(A block of data)

+++

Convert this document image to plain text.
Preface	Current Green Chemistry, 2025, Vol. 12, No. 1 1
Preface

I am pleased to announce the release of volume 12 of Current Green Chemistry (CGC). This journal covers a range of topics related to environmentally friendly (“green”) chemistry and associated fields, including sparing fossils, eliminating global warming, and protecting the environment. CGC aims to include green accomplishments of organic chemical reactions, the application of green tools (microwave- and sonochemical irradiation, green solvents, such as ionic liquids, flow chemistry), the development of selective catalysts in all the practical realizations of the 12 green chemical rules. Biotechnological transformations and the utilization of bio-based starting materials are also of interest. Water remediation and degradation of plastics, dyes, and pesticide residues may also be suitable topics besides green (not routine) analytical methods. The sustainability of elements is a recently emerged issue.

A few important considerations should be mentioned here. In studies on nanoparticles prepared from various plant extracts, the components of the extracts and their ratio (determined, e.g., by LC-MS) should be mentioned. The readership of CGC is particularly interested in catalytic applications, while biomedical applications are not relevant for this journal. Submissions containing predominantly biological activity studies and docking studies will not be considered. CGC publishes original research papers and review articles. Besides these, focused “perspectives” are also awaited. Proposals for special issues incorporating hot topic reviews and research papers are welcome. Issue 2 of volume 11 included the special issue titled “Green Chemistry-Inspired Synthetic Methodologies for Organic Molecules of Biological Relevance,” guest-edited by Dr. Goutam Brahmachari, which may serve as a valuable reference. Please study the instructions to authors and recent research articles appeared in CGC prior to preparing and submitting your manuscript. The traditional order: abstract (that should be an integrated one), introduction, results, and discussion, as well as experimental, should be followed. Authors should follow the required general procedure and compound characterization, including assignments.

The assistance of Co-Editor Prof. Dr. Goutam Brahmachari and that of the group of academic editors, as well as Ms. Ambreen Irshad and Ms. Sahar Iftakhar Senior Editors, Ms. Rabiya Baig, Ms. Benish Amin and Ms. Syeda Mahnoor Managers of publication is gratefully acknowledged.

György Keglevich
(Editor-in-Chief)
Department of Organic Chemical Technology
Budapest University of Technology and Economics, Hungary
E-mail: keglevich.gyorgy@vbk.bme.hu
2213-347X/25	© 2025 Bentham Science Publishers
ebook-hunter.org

+++

## Exercise aim
Print out the whole listing exactly as it appears.

## Solution for this task
Convert this document image to plain text.
Preface	Current Green Chemistry, 2025, Vol. 12, No. 1 1
Preface

I am pleased to announce the release of volume 12 of Current Green Chemistry (CGC). This journal covers a range of topics related to environmentally friendly (“green”) chemistry and associated fields, including sparing fossils, eliminating global warming, and protecting the environment. CGC aims to include green accomplishments of organic chemical reactions, the application of green tools (microwave- and sonochemical irradiation, green solvents, such as ionic liquids, flow chemistry), the development of selective catalysts in all the practical realizations of the 12 green chemical rules. Biotechnological transformations and the utilization of bio-based starting materials are also of interest. Water remediation and degradation of plastics, dyes, and pesticide residues may also be suitable topics besides green (not routine) analytical methods. The sustainability of elements is a recently emerged issue.

A few important considerations should be mentioned here. In studies on nanoparticles prepared from various plant extracts, the components of the extracts and their ratio (determined, e.g., by LC-MS) should be mentioned. The readership of CGC is particularly interested in catalytic applications, while biomedical applications are not relevant for this journal. Submissions containing predominantly biological activity studies and docking studies will not be considered. CGC publishes original research papers and review articles. Besides these, focused “perspectives” are also awaited. Proposals for special issues incorporating hot topic reviews and research papers are welcome. Issue 2 of volume 11 included the special issue titled “Green Chemistry-Inspired Synthetic Methodologies for Organic Molecules of Biological Relevance,” guest-edited by Dr. Goutam Brahmachari, which may serve as a valuable reference. Please study the instructions to authors and recent research articles appeared in CGC prior to preparing and submitting your manuscript. The traditional order: abstract (that should be an integrated one), introduction, results, and discussion, as well as experimental, should be followed. Authors should follow the required general procedure and compound characterization, including assignments.

The assistance of Co-Editor Prof. Dr. Goutam Brahmachari and that of the group of academic editors, as well as Ms. Ambreen Irshad and Ms. Sahar Iftakhar Senior Editors, Ms. Rabiya Baig, Ms. Benish Amin and Ms. Syeda Mahnoor Managers of publication is gratefully acknowledged.

György Keglevich
(Editor-in-Chief)
Department of Organic Chemical Technology
Budapest University of Technology and Economics, Hungary
E-mail: keglevich.gyorgy@vbk.bme.hu
2213-347X/25	© 2025 Bentham Science Publishers
ebook-hunter.org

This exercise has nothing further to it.